Objetivo: Reescribe las líneas que van desde la que contiene "check-icon — [54, 782, 72, 800]" hasta la que contiene "banner-text: Die Modernisierung", ambas incluidas, con "Modernisierung" sustituido por "Sanierung" y sin ningún otro cambio.

- - - - - - -

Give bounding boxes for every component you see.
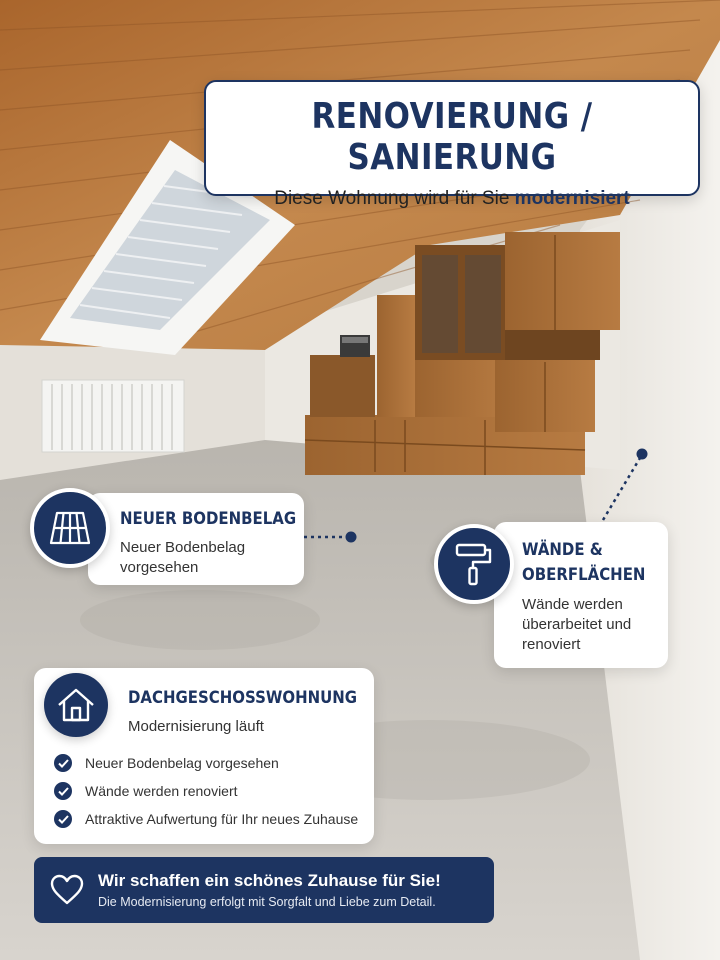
check-icon — [54, 782, 72, 800]
subtitle-prefix: Diese Wohnung wird für Sie — [274, 188, 515, 209]
walls-callout-title-1: WÄNDE & — [522, 540, 603, 560]
checklist-item-label: Wände werden renoviert — [85, 783, 238, 799]
info-card-title: DACHGESCHOSSWOHNUNG — [128, 688, 358, 708]
house-icon — [44, 673, 108, 737]
walls-callout-text-1: Wände werden — [522, 596, 623, 613]
checklist-item — [54, 782, 238, 800]
checklist-item-label: Attraktive Aufwertung für Ihr neues Zuhause — [85, 811, 359, 827]
floor-tiles-icon — [30, 488, 110, 568]
floor-callout-title: NEUER BODENBELAG — [120, 509, 297, 529]
info-card-subtitle: Modernisierung läuft — [128, 718, 264, 735]
banner-text: Die Modernisierung erfolgt mit Sorgfalt und Liebe zum Detail. — [98, 895, 436, 909]
floor-callout-text-1: Neuer Bodenbelag — [120, 539, 246, 556]
footer-banner — [34, 857, 494, 923]
checklist-item — [54, 754, 279, 772]
subtitle-emphasis: modernisiert — [514, 188, 630, 209]
banner-headline: Wir schaffen ein schönes Zuhause für Sie! — [98, 871, 441, 890]
walls-callout-title-2: OBERFLÄCHEN — [522, 565, 646, 585]
heart-icon — [50, 874, 84, 906]
checklist-item-label: Neuer Bodenbelag vorgesehen — [85, 755, 279, 771]
check-icon — [54, 754, 72, 772]
check-icon — [54, 810, 72, 828]
floor-callout-text-2: vorgesehen — [120, 559, 199, 576]
walls-callout-text-3: renoviert — [522, 636, 581, 653]
page-subtitle — [206, 188, 698, 210]
paint-roller-icon — [434, 524, 514, 604]
checklist-item — [54, 810, 358, 828]
page-title: RENOVIERUNG / SANIERUNG — [311, 96, 593, 178]
walls-callout-text-2: überarbeitet und — [522, 616, 632, 633]
header-card — [204, 80, 700, 209]
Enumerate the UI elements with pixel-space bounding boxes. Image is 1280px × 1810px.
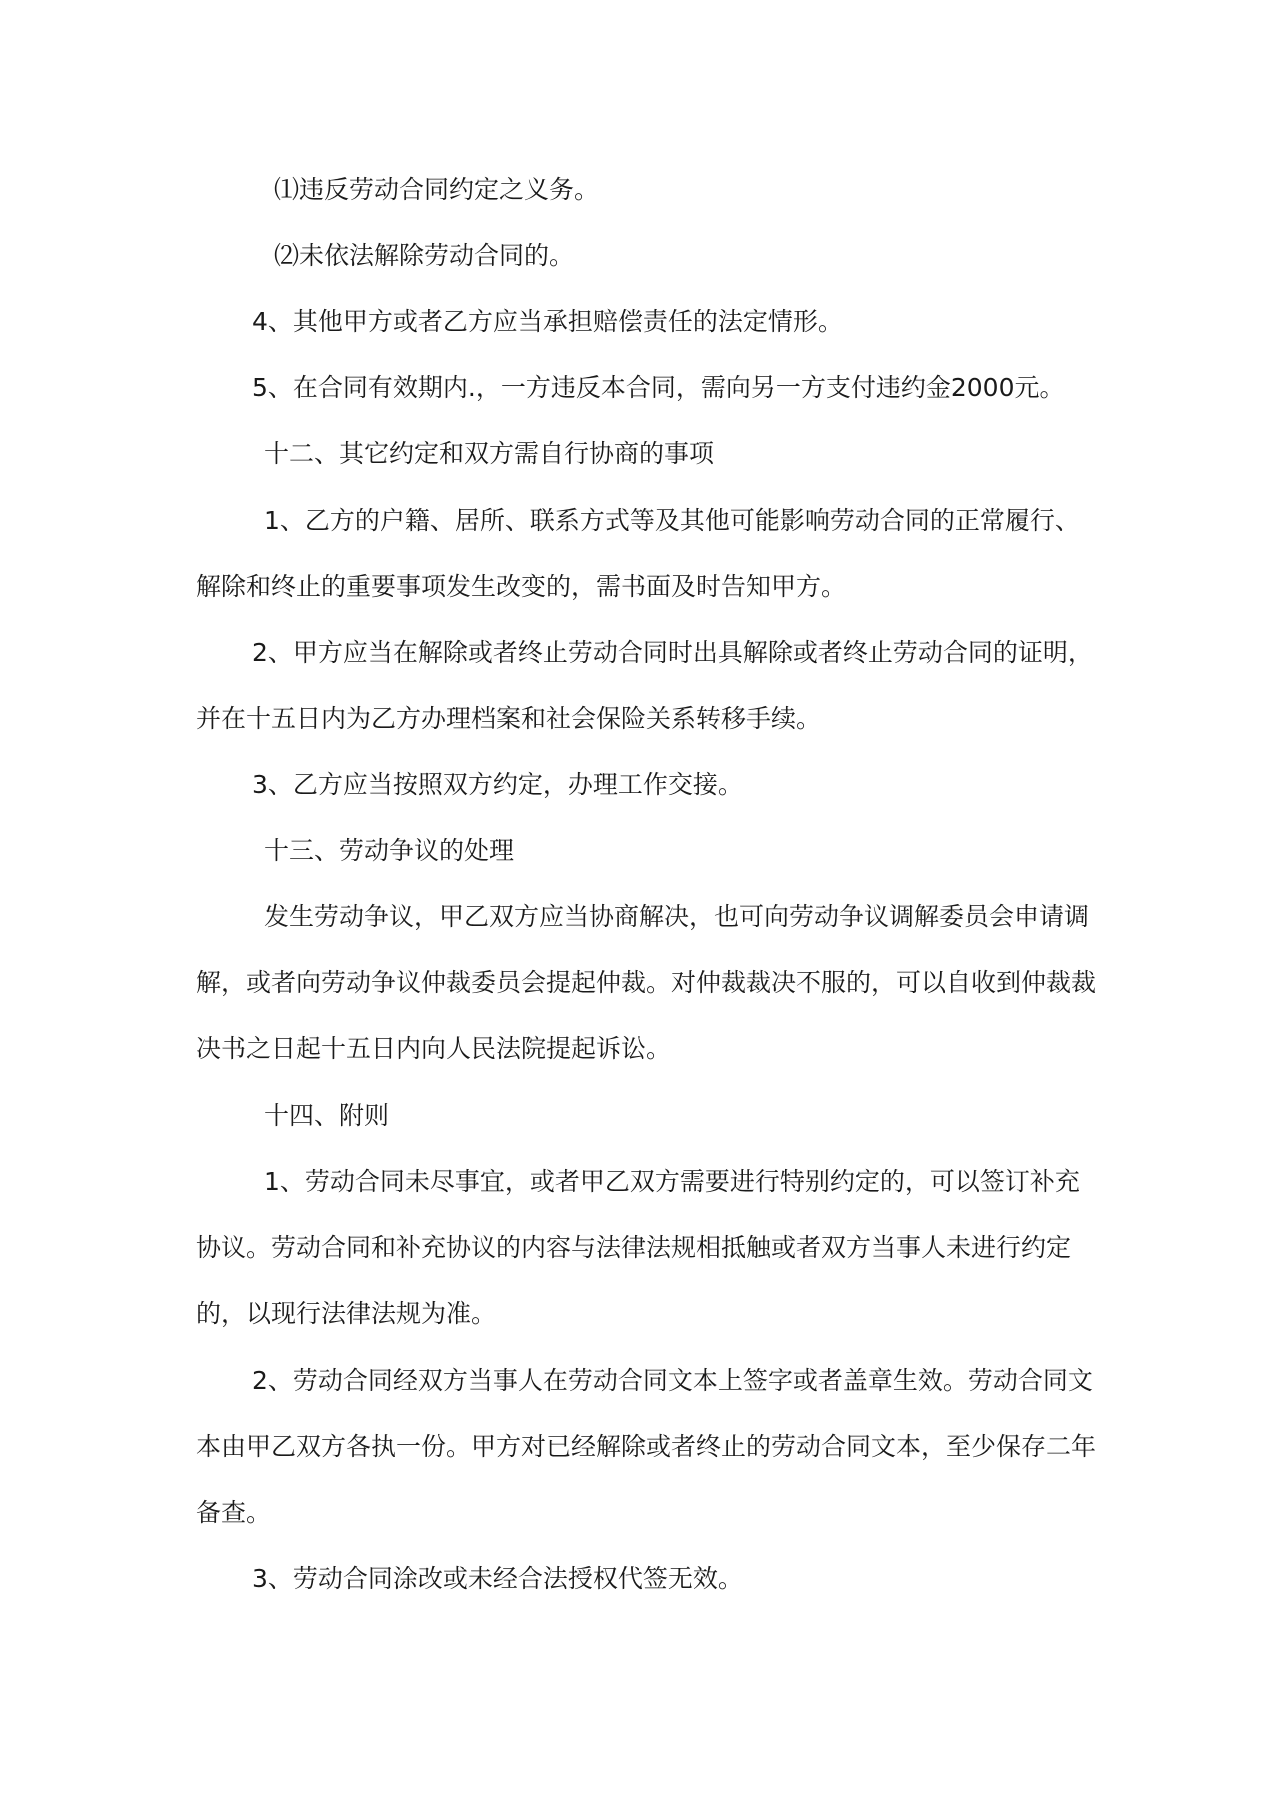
paragraph-12-item-1: 1、乙方的户籍、居所、联系方式等及其他可能影响劳动合同的正常履行、解除和终止的重要事项发生改变的，需书面及时告知甲方。 [196,506,1080,601]
paragraph-12-item-3: 3、乙方应当按照双方约定，办理工作交接。 [252,770,743,799]
paragraph-12-item-2: 2、甲方应当在解除或者终止劳动合同时出具解除或者终止劳动合同的证明，并在十五日内为乙方办理档案和社会保险关系转移手续。 [196,638,1093,733]
paragraph-14-item-1: 1、劳动合同未尽事宜，或者甲乙双方需要进行特别约定的，可以签订补充协议。劳动合同和补充协议的内容与法律法规相抵触或者双方当事人未进行约定的，以现行法律法规为准。 [196,1167,1080,1328]
paragraph-14-item-2: 2、劳动合同经双方当事人在劳动合同文本上签字或者盖章生效。劳动合同文本由甲乙双方各执一份。甲方对已经解除或者终止的劳动合同文本，至少保存二年备查。 [196,1366,1097,1527]
section-heading-13: 十三、劳动争议的处理 [264,836,515,865]
paragraph-item-4: 4、其他甲方或者乙方应当承担赔偿责任的法定情形。 [252,307,843,336]
paragraph-clause-1: ⑴违反劳动合同约定之义务。 [274,175,600,204]
section-heading-12: 十二、其它约定和双方需自行协商的事项 [264,439,715,468]
paragraph-13-body: 发生劳动争议，甲乙双方应当协商解决，也可向劳动争议调解委员会申请调解，或者向劳动争议仲裁委员会提起仲裁。对仲裁裁决不服的，可以自收到仲裁裁决书之日起十五日内向人民法院提起诉讼。 [196,902,1097,1063]
paragraph-item-5: 5、在合同有效期内.，一方违反本合同，需向另一方支付违约金2000元。 [252,373,1065,402]
paragraph-14-item-3: 3、劳动合同涂改或未经合法授权代签无效。 [252,1564,743,1593]
section-heading-14: 十四、附则 [264,1101,390,1130]
paragraph-clause-2: ⑵未依法解除劳动合同的。 [274,241,575,270]
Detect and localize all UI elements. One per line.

- - - - - - -

Respuesta completa:
check-icon — [54, 782, 72, 800]
subtitle-prefix: Diese Wohnung wird für Sie — [274, 188, 515, 209]
walls-callout-title-1: WÄNDE & — [522, 540, 603, 560]
checklist-item-label: Wände werden renoviert — [85, 783, 238, 799]
info-card-title: DACHGESCHOSSWOHNUNG — [128, 688, 358, 708]
house-icon — [44, 673, 108, 737]
walls-callout-text-1: Wände werden — [522, 596, 623, 613]
checklist-item — [54, 782, 238, 800]
checklist-item-label: Attraktive Aufwertung für Ihr neues Zuhause — [85, 811, 359, 827]
floor-tiles-icon — [30, 488, 110, 568]
floor-callout-title: NEUER BODENBELAG — [120, 509, 297, 529]
info-card-subtitle: Sanierung läuft — [128, 718, 264, 735]
banner-text: Die Sanierung erfolgt mit Sorgfalt und Liebe zum Detail. — [98, 895, 436, 909]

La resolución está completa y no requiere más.